▶ EXERCISE GOAL: Every record must be repeated exactly, with no omission.

▶ RECORDS FOR THIS EXERCISE:
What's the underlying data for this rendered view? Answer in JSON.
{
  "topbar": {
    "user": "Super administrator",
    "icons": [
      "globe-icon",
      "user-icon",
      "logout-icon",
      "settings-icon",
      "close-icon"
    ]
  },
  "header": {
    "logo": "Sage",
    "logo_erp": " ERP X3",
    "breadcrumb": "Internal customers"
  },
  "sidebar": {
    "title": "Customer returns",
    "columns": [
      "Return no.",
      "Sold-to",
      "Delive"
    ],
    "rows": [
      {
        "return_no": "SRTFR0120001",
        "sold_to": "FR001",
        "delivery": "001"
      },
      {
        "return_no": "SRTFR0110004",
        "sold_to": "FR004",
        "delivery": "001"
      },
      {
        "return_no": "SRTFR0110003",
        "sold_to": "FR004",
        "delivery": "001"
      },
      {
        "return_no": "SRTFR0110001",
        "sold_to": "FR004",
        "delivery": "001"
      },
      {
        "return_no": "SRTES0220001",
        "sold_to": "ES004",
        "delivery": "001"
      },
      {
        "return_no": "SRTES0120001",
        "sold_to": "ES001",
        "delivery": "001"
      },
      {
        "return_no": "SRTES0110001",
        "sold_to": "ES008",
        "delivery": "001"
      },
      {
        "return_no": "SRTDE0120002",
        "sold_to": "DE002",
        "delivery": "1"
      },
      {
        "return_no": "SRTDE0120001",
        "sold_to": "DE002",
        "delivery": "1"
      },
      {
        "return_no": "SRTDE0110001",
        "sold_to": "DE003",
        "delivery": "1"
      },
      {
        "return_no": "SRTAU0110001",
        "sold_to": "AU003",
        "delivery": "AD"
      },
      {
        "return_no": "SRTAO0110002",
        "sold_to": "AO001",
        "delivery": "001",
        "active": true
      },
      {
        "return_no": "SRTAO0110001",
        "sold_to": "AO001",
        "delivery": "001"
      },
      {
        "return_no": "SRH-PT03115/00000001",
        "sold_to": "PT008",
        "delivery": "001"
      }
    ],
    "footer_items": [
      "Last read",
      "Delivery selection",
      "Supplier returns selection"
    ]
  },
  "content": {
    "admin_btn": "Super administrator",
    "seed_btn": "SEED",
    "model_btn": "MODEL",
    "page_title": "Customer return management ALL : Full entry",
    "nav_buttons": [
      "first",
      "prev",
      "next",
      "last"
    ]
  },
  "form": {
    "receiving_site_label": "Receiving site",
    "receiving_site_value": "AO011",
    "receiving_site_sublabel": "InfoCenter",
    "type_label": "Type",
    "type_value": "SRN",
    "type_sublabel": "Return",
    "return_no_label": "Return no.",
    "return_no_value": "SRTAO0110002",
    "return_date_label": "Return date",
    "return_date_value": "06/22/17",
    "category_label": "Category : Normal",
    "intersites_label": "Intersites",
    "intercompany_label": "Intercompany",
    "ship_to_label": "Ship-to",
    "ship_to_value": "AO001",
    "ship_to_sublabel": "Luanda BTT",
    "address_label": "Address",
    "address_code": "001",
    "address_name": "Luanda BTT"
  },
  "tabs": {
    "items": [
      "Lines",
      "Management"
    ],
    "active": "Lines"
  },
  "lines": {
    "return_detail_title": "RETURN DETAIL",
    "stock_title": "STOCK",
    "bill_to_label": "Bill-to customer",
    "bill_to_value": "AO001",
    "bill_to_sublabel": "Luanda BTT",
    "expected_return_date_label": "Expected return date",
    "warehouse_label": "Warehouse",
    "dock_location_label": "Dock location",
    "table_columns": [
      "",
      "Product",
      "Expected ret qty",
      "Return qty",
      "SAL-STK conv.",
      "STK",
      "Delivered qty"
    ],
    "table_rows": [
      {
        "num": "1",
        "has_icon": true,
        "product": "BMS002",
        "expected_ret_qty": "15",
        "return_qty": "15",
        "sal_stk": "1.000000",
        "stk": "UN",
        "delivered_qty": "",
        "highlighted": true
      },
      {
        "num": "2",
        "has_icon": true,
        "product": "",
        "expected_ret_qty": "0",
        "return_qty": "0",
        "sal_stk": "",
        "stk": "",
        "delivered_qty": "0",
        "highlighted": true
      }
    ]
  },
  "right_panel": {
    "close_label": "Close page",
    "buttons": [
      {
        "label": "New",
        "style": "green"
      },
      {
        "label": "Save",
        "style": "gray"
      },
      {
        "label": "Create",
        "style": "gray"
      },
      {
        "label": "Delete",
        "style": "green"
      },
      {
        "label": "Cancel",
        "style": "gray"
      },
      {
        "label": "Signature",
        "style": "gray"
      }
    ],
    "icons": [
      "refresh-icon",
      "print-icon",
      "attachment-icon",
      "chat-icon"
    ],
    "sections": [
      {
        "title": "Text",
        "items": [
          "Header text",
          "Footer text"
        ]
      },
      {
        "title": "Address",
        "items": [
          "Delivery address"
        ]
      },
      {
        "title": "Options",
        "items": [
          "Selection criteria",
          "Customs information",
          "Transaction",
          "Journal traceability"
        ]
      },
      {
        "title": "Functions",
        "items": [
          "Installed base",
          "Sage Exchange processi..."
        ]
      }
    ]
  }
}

▶ THE RESPONSE:
What's the underlying data for this rendered view? Answer in JSON.
{
  "topbar": {
    "user": "Super administrator",
    "icons": [
      "globe-icon",
      "user-icon",
      "logout-icon",
      "settings-icon",
      "close-icon"
    ]
  },
  "header": {
    "logo": "Sage",
    "logo_erp": " ERP X3",
    "breadcrumb": "Internal customers"
  },
  "sidebar": {
    "title": "Customer returns",
    "columns": [
      "Return no.",
      "Sold-to",
      "Delive"
    ],
    "rows": [
      {
        "return_no": "SRTFR0120001",
        "sold_to": "FR001",
        "delivery": "001"
      },
      {
        "return_no": "SRTFR0110004",
        "sold_to": "FR004",
        "delivery": "001"
      },
      {
        "return_no": "SRTFR0110003",
        "sold_to": "FR004",
        "delivery": "001"
      },
      {
        "return_no": "SRTFR0110001",
        "sold_to": "FR004",
        "delivery": "001"
      },
      {
        "return_no": "SRTES0220001",
        "sold_to": "ES004",
        "delivery": "001"
      },
      {
        "return_no": "SRTES0120001",
        "sold_to": "ES001",
        "delivery": "001"
      },
      {
        "return_no": "SRTES0110001",
        "sold_to": "ES008",
        "delivery": "001"
      },
      {
        "return_no": "SRTDE0120002",
        "sold_to": "DE002",
        "delivery": "1"
      },
      {
        "return_no": "SRTDE0120001",
        "sold_to": "DE002",
        "delivery": "1"
      },
      {
        "return_no": "SRTDE0110001",
        "sold_to": "DE003",
        "delivery": "1"
      },
      {
        "return_no": "SRTAU0110001",
        "sold_to": "AU003",
        "delivery": "AD"
      },
      {
        "return_no": "SRTAO0110002",
        "sold_to": "AO001",
        "delivery": "001",
        "active": true
      },
      {
        "return_no": "SRTAO0110001",
        "sold_to": "AO001",
        "delivery": "001"
      },
      {
        "return_no": "SRH-PT03115/00000001",
        "sold_to": "PT008",
        "delivery": "001"
      }
    ],
    "footer_items": [
      "Last read",
      "Delivery selection",
      "Supplier returns selection"
    ]
  },
  "content": {
    "admin_btn": "Super administrator",
    "seed_btn": "SEED",
    "model_btn": "MODEL",
    "page_title": "Customer return management ALL : Full entry",
    "nav_buttons": [
      "first",
      "prev",
      "next",
      "last"
    ]
  },
  "form": {
    "receiving_site_label": "Receiving site",
    "receiving_site_value": "AO011",
    "receiving_site_sublabel": "InfoCenter",
    "type_label": "Type",
    "type_value": "SRN",
    "type_sublabel": "Return",
    "return_no_label": "Return no.",
    "return_no_value": "SRTAO0110002",
    "return_date_label": "Return date",
    "return_date_value": "06/22/17",
    "category_label": "Category : Normal",
    "intersites_label": "Intersites",
    "intercompany_label": "Intercompany",
    "ship_to_label": "Ship-to",
    "ship_to_value": "AO001",
    "ship_to_sublabel": "Luanda BTT",
    "address_label": "Address",
    "address_code": "001",
    "address_name": "Luanda BTT"
  },
  "tabs": {
    "items": [
      "Lines",
      "Management"
    ],
    "active": "Lines"
  },
  "lines": {
    "return_detail_title": "RETURN DETAIL",
    "stock_title": "STOCK",
    "bill_to_label": "Bill-to customer",
    "bill_to_value": "AO001",
    "bill_to_sublabel": "Luanda BTT",
    "expected_return_date_label": "Expected return date",
    "warehouse_label": "Warehouse",
    "dock_location_label": "Dock location",
    "table_columns": [
      "",
      "Product",
      "Expected ret qty",
      "Return qty",
      "SAL-STK conv.",
      "STK",
      "Delivered qty"
    ],
    "table_rows": [
      {
        "num": "1",
        "has_icon": true,
        "product": "BMS002",
        "expected_ret_qty": "15",
        "return_qty": "15",
        "sal_stk": "1.000000",
        "stk": "UN",
        "delivered_qty": "",
        "highlighted": true
      },
      {
        "num": "2",
        "has_icon": true,
        "product": "",
        "expected_ret_qty": "0",
        "return_qty": "0",
        "sal_stk": "",
        "stk": "",
        "delivered_qty": "0",
        "highlighted": true
      }
    ]
  },
  "right_panel": {
    "close_label": "Close page",
    "buttons": [
      {
        "label": "New",
        "style": "green"
      },
      {
        "label": "Save",
        "style": "gray"
      },
      {
        "label": "Create",
        "style": "gray"
      },
      {
        "label": "Delete",
        "style": "green"
      },
      {
        "label": "Cancel",
        "style": "gray"
      },
      {
        "label": "Signature",
        "style": "gray"
      }
    ],
    "icons": [
      "refresh-icon",
      "print-icon",
      "attachment-icon",
      "chat-icon"
    ],
    "sections": [
      {
        "title": "Text",
        "items": [
          "Header text",
          "Footer text"
        ]
      },
      {
        "title": "Address",
        "items": [
          "Delivery address"
        ]
      },
      {
        "title": "Options",
        "items": [
          "Selection criteria",
          "Customs information",
          "Transaction",
          "Journal traceability"
        ]
      },
      {
        "title": "Functions",
        "items": [
          "Installed base",
          "Sage Exchange processi..."
        ]
      }
    ]
  }
}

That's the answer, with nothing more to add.